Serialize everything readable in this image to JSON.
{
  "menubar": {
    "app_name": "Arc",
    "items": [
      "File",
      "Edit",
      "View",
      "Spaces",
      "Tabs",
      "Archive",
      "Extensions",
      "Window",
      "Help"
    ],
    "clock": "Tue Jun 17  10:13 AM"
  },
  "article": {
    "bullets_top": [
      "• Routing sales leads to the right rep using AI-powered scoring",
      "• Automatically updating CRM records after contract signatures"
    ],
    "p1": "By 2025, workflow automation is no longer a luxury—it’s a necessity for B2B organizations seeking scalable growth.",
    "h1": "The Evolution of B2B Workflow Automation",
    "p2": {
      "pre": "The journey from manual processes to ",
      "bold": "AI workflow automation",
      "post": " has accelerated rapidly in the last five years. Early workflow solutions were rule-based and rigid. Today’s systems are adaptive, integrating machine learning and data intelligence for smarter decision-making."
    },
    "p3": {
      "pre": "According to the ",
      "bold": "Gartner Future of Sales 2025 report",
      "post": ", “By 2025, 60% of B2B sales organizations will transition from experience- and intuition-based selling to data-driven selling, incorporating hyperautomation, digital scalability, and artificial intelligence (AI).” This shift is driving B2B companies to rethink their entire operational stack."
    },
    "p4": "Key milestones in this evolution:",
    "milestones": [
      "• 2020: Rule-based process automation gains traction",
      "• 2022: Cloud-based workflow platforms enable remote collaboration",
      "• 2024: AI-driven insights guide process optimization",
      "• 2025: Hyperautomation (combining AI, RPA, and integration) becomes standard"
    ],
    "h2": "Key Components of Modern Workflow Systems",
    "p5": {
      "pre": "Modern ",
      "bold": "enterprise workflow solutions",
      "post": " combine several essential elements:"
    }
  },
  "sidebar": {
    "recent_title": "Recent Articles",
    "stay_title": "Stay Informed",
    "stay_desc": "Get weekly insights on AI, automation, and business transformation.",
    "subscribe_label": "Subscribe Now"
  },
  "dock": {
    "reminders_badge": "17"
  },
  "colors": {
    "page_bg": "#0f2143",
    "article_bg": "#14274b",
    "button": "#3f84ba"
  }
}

--

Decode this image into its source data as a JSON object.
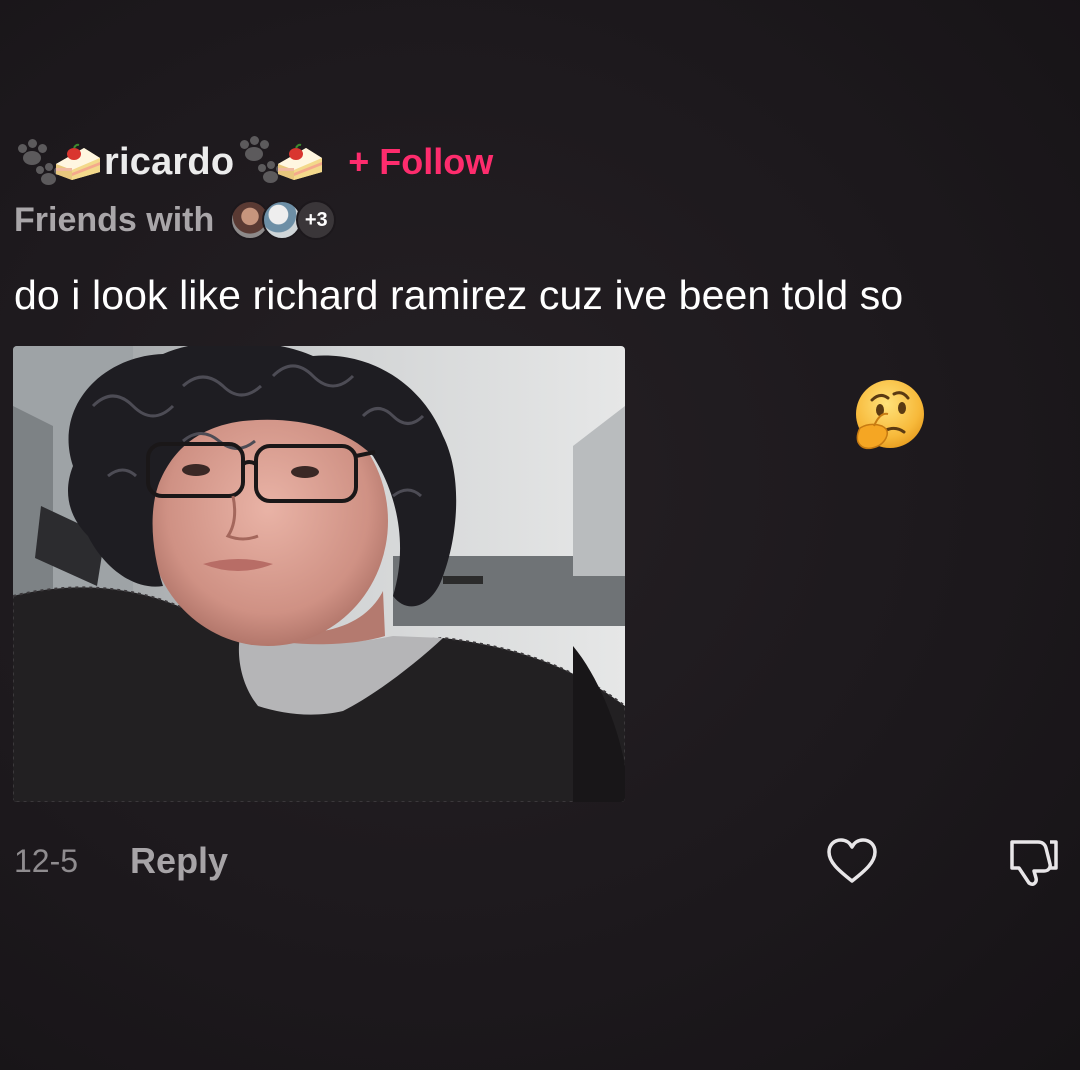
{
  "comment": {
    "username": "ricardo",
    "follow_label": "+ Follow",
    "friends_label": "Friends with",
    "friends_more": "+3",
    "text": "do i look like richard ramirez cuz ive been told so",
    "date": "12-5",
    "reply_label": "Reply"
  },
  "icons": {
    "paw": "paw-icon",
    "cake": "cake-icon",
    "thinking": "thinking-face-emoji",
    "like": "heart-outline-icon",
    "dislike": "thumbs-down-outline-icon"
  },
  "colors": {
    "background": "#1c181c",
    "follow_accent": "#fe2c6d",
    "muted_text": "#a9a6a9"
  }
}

• Task: Go through the entries and return each line where the word "milestones" appears.

• Response:
    "p4": "Key milestones in this evolution:",
    "milestones": [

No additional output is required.